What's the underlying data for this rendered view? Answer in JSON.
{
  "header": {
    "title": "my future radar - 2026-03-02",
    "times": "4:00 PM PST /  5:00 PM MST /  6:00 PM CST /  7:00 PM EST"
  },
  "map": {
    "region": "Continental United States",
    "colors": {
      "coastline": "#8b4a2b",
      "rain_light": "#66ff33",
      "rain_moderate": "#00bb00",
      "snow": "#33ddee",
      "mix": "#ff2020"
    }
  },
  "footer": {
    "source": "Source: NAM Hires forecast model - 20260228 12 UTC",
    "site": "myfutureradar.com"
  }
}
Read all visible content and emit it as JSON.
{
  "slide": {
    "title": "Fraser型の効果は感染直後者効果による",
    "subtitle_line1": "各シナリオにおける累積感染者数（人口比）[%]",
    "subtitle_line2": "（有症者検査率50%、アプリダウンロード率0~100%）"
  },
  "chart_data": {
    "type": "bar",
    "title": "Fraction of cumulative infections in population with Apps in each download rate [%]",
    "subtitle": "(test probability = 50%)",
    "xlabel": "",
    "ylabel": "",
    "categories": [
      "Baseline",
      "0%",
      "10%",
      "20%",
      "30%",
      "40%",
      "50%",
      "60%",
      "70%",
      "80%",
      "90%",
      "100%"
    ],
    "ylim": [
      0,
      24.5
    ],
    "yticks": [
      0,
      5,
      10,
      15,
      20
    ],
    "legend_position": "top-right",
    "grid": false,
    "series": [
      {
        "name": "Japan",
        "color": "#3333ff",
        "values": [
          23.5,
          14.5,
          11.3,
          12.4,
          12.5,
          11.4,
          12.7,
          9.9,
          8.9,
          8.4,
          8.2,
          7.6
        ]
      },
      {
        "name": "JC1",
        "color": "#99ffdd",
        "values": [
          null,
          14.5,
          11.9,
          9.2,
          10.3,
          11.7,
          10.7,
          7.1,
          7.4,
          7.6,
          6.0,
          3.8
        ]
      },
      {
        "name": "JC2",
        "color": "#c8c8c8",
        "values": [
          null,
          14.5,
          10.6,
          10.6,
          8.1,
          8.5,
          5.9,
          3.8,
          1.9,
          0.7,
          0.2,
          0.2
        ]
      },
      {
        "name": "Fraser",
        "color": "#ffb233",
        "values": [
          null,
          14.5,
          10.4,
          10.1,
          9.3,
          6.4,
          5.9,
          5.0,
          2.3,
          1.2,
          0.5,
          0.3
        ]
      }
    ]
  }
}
- - - - - - -
» **EXERCISE DESCRIPTION**
Each record must be repeated exactly as it is.

» **SOLUTION TO THIS PROBLEM**
What's the underlying data for this rendered view? Answer in JSON.
{
  "header": {
    "title": "my future radar - 2026-03-02",
    "times": "4:00 PM PST /  5:00 PM MST /  6:00 PM CST /  7:00 PM EST"
  },
  "map": {
    "region": "Continental United States",
    "colors": {
      "coastline": "#8b4a2b",
      "rain_light": "#66ff33",
      "rain_moderate": "#00bb00",
      "snow": "#33ddee",
      "mix": "#ff2020"
    }
  },
  "footer": {
    "source": "Source: NAM Hires forecast model - 20260228 12 UTC",
    "site": "myfutureradar.com"
  }
}
Read all visible content and emit it as JSON.
{
  "slide": {
    "title": "Fraser型の効果は感染直後者効果による",
    "subtitle_line1": "各シナリオにおける累積感染者数（人口比）[%]",
    "subtitle_line2": "（有症者検査率50%、アプリダウンロード率0~100%）"
  },
  "chart_data": {
    "type": "bar",
    "title": "Fraction of cumulative infections in population with Apps in each download rate [%]",
    "subtitle": "(test probability = 50%)",
    "xlabel": "",
    "ylabel": "",
    "categories": [
      "Baseline",
      "0%",
      "10%",
      "20%",
      "30%",
      "40%",
      "50%",
      "60%",
      "70%",
      "80%",
      "90%",
      "100%"
    ],
    "ylim": [
      0,
      24.5
    ],
    "yticks": [
      0,
      5,
      10,
      15,
      20
    ],
    "legend_position": "top-right",
    "grid": false,
    "series": [
      {
        "name": "Japan",
        "color": "#3333ff",
        "values": [
          23.5,
          14.5,
          11.3,
          12.4,
          12.5,
          11.4,
          12.7,
          9.9,
          8.9,
          8.4,
          8.2,
          7.6
        ]
      },
      {
        "name": "JC1",
        "color": "#99ffdd",
        "values": [
          null,
          14.5,
          11.9,
          9.2,
          10.3,
          11.7,
          10.7,
          7.1,
          7.4,
          7.6,
          6.0,
          3.8
        ]
      },
      {
        "name": "JC2",
        "color": "#c8c8c8",
        "values": [
          null,
          14.5,
          10.6,
          10.6,
          8.1,
          8.5,
          5.9,
          3.8,
          1.9,
          0.7,
          0.2,
          0.2
        ]
      },
      {
        "name": "Fraser",
        "color": "#ffb233",
        "values": [
          null,
          14.5,
          10.4,
          10.1,
          9.3,
          6.4,
          5.9,
          5.0,
          2.3,
          1.2,
          0.5,
          0.3
        ]
      }
    ]
  }
}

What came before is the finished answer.